Requirement ▸ Wherever the word "Ursprung" appears in a line, extract that line.

□ □ □ □ □

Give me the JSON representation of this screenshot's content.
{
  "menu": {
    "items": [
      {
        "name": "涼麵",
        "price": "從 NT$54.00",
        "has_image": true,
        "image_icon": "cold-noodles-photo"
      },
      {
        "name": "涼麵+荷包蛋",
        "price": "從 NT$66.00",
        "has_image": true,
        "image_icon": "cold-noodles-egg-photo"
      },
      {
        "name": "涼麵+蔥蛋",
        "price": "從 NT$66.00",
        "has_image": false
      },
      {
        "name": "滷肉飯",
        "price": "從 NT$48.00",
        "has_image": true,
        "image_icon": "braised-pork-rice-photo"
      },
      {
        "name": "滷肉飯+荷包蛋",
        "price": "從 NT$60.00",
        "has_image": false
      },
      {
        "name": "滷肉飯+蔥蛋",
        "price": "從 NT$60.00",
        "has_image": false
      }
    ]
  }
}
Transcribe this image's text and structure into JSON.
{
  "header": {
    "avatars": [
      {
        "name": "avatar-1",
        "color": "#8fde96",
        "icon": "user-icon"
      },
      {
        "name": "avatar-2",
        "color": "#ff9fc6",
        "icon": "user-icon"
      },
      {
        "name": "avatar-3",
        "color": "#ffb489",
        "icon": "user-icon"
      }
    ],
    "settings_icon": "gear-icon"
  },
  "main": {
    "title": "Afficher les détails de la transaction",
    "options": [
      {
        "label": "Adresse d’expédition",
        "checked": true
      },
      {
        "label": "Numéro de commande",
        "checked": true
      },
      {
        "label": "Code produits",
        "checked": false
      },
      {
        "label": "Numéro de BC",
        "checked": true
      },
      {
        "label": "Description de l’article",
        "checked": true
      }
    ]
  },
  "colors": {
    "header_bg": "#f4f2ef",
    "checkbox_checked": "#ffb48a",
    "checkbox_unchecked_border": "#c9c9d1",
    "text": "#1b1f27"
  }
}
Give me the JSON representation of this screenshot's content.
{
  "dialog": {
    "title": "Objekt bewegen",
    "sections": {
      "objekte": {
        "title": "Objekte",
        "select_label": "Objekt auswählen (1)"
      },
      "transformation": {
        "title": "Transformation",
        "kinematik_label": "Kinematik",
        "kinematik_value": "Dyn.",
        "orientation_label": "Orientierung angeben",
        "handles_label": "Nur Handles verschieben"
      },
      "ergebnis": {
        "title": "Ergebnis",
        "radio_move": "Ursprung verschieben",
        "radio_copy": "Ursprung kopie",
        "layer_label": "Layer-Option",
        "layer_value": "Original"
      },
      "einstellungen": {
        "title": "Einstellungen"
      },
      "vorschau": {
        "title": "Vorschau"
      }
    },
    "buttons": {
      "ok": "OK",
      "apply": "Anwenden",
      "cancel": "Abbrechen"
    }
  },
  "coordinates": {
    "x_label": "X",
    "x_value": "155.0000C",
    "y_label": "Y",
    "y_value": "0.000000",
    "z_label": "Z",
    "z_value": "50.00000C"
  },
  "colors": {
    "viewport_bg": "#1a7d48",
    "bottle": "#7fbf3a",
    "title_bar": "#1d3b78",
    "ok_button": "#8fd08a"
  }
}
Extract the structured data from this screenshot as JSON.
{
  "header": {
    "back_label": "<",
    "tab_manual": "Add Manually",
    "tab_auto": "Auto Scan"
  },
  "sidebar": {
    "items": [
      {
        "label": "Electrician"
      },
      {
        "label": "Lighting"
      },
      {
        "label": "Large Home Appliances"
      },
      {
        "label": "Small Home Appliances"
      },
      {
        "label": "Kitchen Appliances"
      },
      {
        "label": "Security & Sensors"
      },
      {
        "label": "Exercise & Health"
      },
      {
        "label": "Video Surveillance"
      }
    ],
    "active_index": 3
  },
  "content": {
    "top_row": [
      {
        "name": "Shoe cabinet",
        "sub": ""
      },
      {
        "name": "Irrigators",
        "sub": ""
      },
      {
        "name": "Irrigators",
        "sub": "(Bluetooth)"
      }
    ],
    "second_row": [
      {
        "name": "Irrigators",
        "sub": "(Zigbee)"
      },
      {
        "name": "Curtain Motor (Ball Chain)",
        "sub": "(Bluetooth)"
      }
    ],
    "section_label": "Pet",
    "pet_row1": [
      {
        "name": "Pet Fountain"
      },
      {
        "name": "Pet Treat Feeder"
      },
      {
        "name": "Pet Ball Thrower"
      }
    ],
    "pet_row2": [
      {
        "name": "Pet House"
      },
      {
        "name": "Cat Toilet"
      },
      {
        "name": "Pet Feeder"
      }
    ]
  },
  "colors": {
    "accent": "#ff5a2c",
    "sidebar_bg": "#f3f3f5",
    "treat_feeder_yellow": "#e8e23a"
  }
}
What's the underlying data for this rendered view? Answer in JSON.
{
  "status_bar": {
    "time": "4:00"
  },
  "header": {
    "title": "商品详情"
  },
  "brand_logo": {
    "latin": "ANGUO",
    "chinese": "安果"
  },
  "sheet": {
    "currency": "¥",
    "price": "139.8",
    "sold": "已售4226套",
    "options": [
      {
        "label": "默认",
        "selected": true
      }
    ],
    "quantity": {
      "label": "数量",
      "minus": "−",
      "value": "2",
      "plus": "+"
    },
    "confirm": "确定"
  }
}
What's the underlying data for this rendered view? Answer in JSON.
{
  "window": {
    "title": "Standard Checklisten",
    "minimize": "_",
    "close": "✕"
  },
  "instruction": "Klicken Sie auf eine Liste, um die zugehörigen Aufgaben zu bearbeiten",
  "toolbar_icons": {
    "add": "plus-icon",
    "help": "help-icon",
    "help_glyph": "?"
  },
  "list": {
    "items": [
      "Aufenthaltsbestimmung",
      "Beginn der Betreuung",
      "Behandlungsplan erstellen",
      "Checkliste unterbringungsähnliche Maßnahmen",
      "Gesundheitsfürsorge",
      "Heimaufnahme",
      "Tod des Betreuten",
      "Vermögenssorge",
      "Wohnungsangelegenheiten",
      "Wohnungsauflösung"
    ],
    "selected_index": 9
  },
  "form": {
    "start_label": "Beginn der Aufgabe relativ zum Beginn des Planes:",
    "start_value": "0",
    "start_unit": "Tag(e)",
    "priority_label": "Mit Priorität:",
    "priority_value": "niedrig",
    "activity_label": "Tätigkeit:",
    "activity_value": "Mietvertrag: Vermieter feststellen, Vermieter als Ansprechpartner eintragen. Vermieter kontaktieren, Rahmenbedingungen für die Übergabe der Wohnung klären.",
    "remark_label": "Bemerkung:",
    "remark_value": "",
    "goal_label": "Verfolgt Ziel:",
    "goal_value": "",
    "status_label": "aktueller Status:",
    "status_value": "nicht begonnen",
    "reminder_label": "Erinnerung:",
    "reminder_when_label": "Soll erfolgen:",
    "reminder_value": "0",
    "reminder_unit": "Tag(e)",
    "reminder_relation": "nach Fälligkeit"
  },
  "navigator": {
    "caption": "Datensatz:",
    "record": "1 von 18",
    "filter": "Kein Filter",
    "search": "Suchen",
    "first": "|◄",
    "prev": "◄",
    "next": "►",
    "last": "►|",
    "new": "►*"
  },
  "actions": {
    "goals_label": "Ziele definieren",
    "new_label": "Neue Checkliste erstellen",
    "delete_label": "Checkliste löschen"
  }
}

□ □ □ □ □

Final result ▸
        "radio_move": "Ursprung verschieben",
        "radio_copy": "Ursprung kopie",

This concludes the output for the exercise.